#### Extrait choisi

L'intervention, en pleine réunion du Conseil de sécurité des Nations Unies, actuellement sous la présidence de la Fédération de Russie, est un mépris affiché à l'égard des Nations Unies. Il s'agit d'un assaut militaire d'ampleur tous azimuts conduisant à l'invasion de l'Ukraine. Il porte ainsi un coup fatal aux accords de Minsk de 2014 et 2015, et bien au-delà, à la confiance en la diplomatie russe. Ce scénario ressemble en pire à celui vécu avec la Géorgie en 2008, conduisant au contrôle par la Russie des territoires de l’Abkhazie et de l’Ossétie du Sud, à l'époque où la France présidait également l’Union européenne. Il fait suite à l'annexion de la Crimée et de la ville de Sébastopol par la Russie en 2014. De façon commune, on ne peut que constater la volonté d'élargissement de la Fédération de Russie par l'emploi de la force, tandis que cette nouvelle guerre au sein de l'Europe met en péril l'avenir des peuples.

En rappelant que l’art. 2 (4) de la Charte des Nations Unies pose des bornes aux États qui en principe ne peuvent plus recourir directement à la force sans justifications, ces derniers sont alors tentés de se tourner vers des méthodes indirectes et plus subtiles. Si les forces armées en présence se soucient des frontières, ce n'est pas le cas des cyberattaques. C'est dans ce contexte et ce même jour 15 février que l'Ukraine avait été une nouvelle fois victime d'une cyberattaque. L'inquiétude est maintenant de voir apparaître des offensives cyber majeures menaçant particulièrement l'Europe et les Etats-Unis, en rapport avec ce conflit pour ensuite se généraliser.

A la lumière des moyens employés et des impacts, il s'agit d'abord de considérer ce qui relève de déstabilisation de certains secteurs d'une Nation visant à l'affaiblir et à saper la confiance des citoyens, sinon de grandes manœuvres virtuelles hybrides pour tester les capacités d'une cyberattaque massive dans le but de paralyser des secteurs stratégiques avant une attaque armée classique, ou encore de prémisses d'une cyberguerre. Il s'agira ensuite de voir l'état de préparation de la France au vu de l'évolution de ces phénomènes.

########
#### Données extraites

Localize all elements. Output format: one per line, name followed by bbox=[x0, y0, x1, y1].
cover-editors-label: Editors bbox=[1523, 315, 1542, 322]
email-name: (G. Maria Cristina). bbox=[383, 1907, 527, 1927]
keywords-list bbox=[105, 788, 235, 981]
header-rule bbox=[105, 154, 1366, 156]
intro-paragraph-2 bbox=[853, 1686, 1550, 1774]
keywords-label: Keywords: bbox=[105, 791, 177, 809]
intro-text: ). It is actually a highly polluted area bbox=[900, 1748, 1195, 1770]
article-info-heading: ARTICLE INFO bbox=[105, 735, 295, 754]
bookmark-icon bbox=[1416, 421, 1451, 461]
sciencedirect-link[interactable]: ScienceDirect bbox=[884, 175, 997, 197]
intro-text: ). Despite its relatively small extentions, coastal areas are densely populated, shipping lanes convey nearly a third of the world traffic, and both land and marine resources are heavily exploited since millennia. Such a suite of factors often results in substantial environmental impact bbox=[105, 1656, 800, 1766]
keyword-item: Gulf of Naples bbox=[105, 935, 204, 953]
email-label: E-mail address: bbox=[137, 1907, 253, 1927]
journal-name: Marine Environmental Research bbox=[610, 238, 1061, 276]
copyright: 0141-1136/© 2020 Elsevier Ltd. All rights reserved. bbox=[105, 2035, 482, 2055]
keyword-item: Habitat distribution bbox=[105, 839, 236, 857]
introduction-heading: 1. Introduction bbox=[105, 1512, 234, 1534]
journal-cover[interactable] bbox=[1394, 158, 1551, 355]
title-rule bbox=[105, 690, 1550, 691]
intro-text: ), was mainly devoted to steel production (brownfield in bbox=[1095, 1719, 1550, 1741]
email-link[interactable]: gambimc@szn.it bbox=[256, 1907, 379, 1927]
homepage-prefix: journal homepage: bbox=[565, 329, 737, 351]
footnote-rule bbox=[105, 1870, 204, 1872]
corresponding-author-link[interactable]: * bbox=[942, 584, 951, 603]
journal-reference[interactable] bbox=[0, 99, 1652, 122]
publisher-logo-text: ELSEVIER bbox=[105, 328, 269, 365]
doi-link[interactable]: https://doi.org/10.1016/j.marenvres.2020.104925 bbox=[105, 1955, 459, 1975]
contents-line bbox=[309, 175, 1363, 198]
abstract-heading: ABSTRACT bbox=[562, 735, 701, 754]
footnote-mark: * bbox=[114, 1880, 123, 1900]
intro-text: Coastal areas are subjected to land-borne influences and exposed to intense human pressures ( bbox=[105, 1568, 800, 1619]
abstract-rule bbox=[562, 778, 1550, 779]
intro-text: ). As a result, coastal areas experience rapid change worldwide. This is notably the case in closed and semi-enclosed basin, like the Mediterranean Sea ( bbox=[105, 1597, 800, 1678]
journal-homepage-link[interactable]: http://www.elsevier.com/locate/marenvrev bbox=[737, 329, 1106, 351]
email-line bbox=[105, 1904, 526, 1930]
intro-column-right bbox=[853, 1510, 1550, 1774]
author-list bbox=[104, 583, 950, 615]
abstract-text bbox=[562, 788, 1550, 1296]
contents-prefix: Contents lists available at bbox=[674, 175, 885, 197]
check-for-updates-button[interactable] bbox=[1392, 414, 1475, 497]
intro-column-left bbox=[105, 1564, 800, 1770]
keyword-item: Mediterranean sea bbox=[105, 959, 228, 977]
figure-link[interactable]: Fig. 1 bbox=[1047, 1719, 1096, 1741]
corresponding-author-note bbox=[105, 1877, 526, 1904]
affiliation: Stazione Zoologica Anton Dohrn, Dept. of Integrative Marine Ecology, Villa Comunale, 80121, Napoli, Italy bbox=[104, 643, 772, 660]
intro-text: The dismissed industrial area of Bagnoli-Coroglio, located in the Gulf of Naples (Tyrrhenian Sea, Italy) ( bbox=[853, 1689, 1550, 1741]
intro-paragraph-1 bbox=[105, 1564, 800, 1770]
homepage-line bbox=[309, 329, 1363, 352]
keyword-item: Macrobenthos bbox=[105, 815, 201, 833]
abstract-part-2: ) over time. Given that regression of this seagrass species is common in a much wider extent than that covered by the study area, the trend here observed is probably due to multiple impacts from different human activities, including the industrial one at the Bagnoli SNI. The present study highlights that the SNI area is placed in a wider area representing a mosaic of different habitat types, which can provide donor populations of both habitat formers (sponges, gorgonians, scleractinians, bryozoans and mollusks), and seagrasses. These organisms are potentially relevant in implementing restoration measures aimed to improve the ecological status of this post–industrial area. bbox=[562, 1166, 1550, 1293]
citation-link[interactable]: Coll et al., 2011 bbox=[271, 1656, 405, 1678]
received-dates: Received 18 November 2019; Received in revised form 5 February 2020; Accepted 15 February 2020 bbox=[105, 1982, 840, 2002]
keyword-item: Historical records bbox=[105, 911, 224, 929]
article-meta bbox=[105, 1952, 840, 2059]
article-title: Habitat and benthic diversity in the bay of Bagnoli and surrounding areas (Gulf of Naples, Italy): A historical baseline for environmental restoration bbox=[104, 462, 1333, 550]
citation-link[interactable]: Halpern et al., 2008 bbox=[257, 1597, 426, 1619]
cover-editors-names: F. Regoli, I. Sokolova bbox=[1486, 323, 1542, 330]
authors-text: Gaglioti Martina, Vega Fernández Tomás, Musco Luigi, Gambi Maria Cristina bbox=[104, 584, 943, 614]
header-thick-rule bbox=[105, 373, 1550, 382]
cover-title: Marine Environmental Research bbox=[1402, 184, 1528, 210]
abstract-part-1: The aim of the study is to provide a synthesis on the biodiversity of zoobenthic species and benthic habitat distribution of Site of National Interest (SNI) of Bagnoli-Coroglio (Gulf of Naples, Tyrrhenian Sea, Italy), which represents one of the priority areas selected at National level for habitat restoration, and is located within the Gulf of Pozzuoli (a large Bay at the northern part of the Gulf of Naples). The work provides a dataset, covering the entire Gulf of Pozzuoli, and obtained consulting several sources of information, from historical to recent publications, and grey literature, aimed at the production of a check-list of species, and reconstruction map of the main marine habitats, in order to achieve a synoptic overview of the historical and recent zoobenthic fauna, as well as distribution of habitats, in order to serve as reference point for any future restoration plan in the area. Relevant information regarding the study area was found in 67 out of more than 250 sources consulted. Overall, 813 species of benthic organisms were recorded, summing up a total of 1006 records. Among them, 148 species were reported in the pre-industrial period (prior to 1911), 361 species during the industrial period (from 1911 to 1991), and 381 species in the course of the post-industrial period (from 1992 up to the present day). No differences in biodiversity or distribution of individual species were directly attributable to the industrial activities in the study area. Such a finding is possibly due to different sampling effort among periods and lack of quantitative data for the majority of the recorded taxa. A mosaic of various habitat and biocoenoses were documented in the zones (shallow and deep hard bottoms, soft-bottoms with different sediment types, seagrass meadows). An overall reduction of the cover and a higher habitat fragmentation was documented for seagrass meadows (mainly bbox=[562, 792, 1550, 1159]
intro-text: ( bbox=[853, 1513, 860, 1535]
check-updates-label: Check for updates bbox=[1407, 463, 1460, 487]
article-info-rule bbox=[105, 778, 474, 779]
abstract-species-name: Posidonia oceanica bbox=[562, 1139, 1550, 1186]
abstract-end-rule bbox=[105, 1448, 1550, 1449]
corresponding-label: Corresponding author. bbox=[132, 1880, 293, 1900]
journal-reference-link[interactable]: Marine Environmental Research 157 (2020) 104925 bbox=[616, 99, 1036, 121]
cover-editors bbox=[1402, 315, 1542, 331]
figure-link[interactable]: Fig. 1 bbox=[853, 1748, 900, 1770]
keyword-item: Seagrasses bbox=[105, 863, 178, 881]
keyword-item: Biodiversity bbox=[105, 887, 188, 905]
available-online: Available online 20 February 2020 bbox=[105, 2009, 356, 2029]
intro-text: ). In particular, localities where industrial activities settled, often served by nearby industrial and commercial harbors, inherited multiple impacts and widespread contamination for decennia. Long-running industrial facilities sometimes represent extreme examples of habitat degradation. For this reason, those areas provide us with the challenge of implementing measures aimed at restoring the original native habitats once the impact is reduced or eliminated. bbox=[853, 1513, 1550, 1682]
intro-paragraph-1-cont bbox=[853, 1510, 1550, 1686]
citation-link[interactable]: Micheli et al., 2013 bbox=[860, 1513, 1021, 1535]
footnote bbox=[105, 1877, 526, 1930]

########

Consignes:
(A) Dans le passage sur l'invasion de l'Ukraine, énumérez les territoires dont la Russie a pris le contrôle ou qu'elle a annexés.
(B) Recopiez sans modification la partie des enregistrements qui s'ouvre sur leur toute première ligne et se ferme sur la ligne contenant "intro-text: ). It", ces deux lignes comprises.

Réponses par tâche:
(A)
- l'Abkhazie
- l'Ossétie du Sud
- la Crimée
- la ville de Sébastopol

(B)
Localize all elements. Output format: one per line, name followed by bbox=[x0, y0, x1, y1].
cover-editors-label: Editors bbox=[1523, 315, 1542, 322]
email-name: (G. Maria Cristina). bbox=[383, 1907, 527, 1927]
keywords-list bbox=[105, 788, 235, 981]
header-rule bbox=[105, 154, 1366, 156]
intro-paragraph-2 bbox=[853, 1686, 1550, 1774]
keywords-label: Keywords: bbox=[105, 791, 177, 809]
intro-text: ). It is actually a highly polluted area bbox=[900, 1748, 1195, 1770]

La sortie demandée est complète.